Check each line of the listing below for the string "poniższych", and copy the ones that have it.
begin Record excerpts
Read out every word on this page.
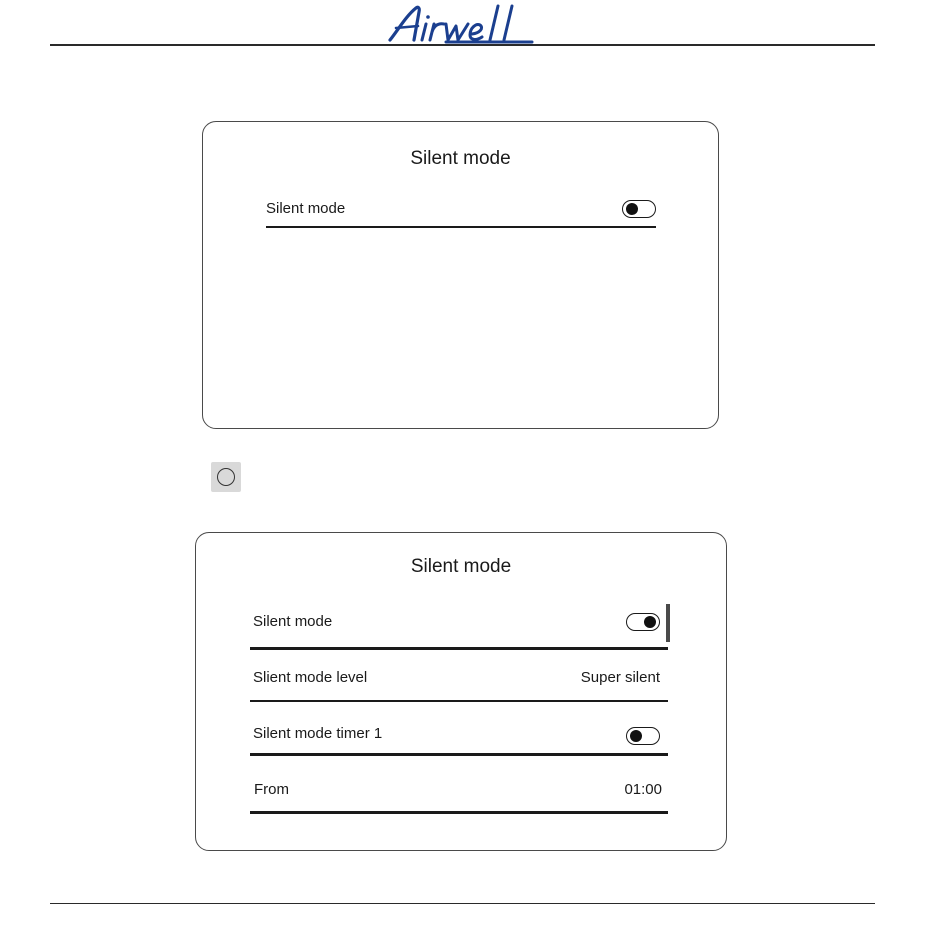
Silent mode
Silent mode
Silent mode
Silent mode
Slient mode level	Super silent
Silent mode timer 1
From	01:00
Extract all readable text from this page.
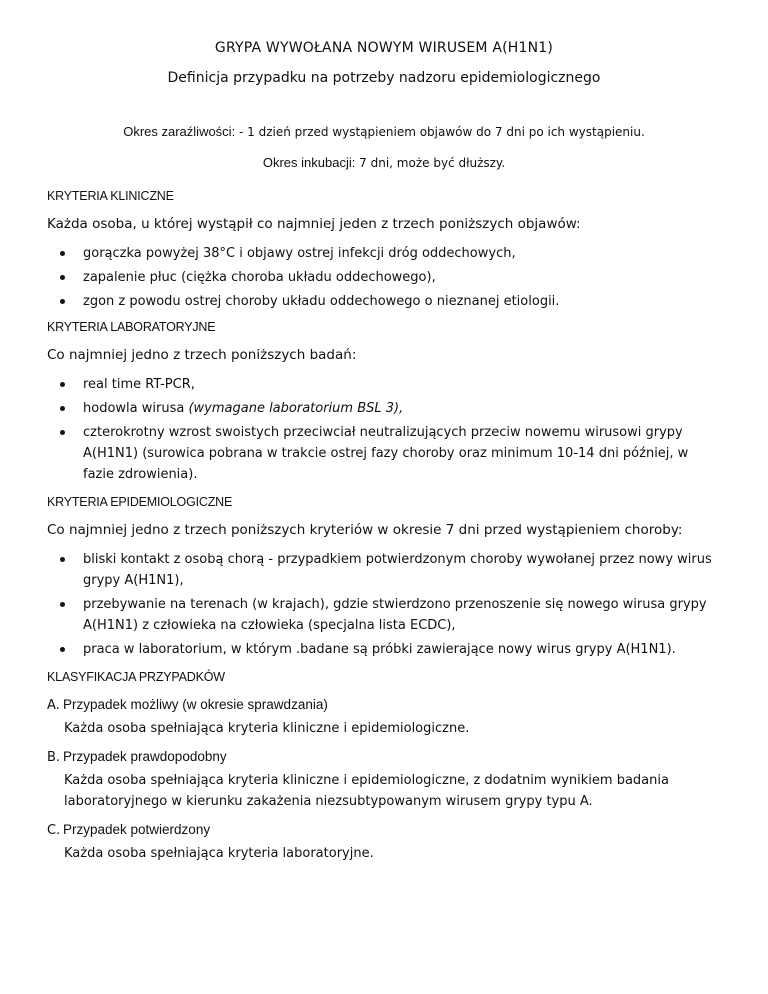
GRYPA WYWOŁANA NOWYM WIRUSEM A(H1N1)
Definicja przypadku na potrzeby nadzoru epidemiologicznego
Okres zaraźliwości: - 1 dzień przed wystąpieniem objawów do 7 dni po ich wystąpieniu.
Okres inkubacji: 7 dni, może być dłuższy.
KRYTERIA KLINICZNE
Każda osoba, u której wystąpił co najmniej jeden z trzech poniższych objawów:
gorączka powyżej 38°C i objawy ostrej infekcji dróg oddechowych,
zapalenie płuc (ciężka choroba układu oddechowego),
zgon z powodu ostrej choroby układu oddechowego o nieznanej etiologii.
KRYTERIA LABORATORYJNE
Co najmniej jedno z trzech poniższych badań:
real time RT-PCR,
hodowla wirusa (wymagane laboratorium BSL 3),
czterokrotny wzrost swoistych przeciwciał neutralizujących przeciw nowemu wirusowi grypy A(H1N1) (surowica pobrana w trakcie ostrej fazy choroby oraz minimum 10-14 dni później, w fazie zdrowienia).
KRYTERIA EPIDEMIOLOGICZNE
Co najmniej jedno z trzech poniższych kryteriów w okresie 7 dni przed wystąpieniem choroby:
bliski kontakt z osobą chorą - przypadkiem potwierdzonym choroby wywołanej przez nowy wirus grypy A(H1N1),
przebywanie na terenach (w krajach), gdzie stwierdzono przenoszenie się nowego wirusa grypy A(H1N1) z człowieka na człowieka (specjalna lista ECDC),
praca w laboratorium, w którym .badane są próbki zawierające nowy wirus grypy A(H1N1).
KLASYFIKACJA PRZYPADKÓW
A. Przypadek możliwy (w okresie sprawdzania)
Każda osoba spełniająca kryteria kliniczne i epidemiologiczne.
B. Przypadek prawdopodobny
Każda osoba spełniająca kryteria kliniczne i epidemiologiczne, z dodatnim wynikiem badania laboratoryjnego w kierunku zakażenia niezsubtypowanym wirusem grypy typu A.
C. Przypadek potwierdzony
Każda osoba spełniająca kryteria laboratoryjne.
end Record excerpts
- _Exercise result_:
Każda osoba, u której wystąpił co najmniej jeden z trzech poniższych objawów:
Co najmniej jedno z trzech poniższych badań:
Co najmniej jedno z trzech poniższych kryteriów w okresie 7 dni przed wystąpieniem choroby:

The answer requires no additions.